• **STATED GOAL**
Output every entry exactly, from the first line to the last.

• **SOURCE RECORDS**
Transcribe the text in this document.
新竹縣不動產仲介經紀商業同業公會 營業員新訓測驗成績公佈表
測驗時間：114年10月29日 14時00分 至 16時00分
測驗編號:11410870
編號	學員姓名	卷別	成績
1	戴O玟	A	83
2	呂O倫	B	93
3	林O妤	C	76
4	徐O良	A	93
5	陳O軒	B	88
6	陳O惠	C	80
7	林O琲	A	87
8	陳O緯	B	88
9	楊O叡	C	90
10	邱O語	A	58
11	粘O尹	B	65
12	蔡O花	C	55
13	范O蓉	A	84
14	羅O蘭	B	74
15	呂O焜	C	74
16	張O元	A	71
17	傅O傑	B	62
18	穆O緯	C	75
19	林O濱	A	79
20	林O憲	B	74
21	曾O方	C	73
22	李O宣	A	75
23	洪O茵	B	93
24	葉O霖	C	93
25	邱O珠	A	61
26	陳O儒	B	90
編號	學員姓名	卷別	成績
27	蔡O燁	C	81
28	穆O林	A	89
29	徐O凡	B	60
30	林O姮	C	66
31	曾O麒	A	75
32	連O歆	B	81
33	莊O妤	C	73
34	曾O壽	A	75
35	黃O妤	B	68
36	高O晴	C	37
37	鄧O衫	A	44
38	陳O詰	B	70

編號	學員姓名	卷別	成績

• **SOLUTION TO THE EXERCISE**
Transcribe the text in this document.
新竹縣不動產仲介經紀商業同業公會 營業員新訓測驗成績公佈表
測驗時間：114年10月29日 14時00分 至 16時00分
測驗編號:11410870
編號	學員姓名	卷別	成績
1	戴O玟	A	83
2	呂O倫	B	93
3	林O妤	C	76
4	徐O良	A	93
5	陳O軒	B	88
6	陳O惠	C	80
7	林O琲	A	87
8	陳O緯	B	88
9	楊O叡	C	90
10	邱O語	A	58
11	粘O尹	B	65
12	蔡O花	C	55
13	范O蓉	A	84
14	羅O蘭	B	74
15	呂O焜	C	74
16	張O元	A	71
17	傅O傑	B	62
18	穆O緯	C	75
19	林O濱	A	79
20	林O憲	B	74
21	曾O方	C	73
22	李O宣	A	75
23	洪O茵	B	93
24	葉O霖	C	93
25	邱O珠	A	61
26	陳O儒	B	90
編號	學員姓名	卷別	成績
27	蔡O燁	C	81
28	穆O林	A	89
29	徐O凡	B	60
30	林O姮	C	66
31	曾O麒	A	75
32	連O歆	B	81
33	莊O妤	C	73
34	曾O壽	A	75
35	黃O妤	B	68
36	高O晴	C	37
37	鄧O衫	A	44
38	陳O詰	B	70

編號	學員姓名	卷別	成績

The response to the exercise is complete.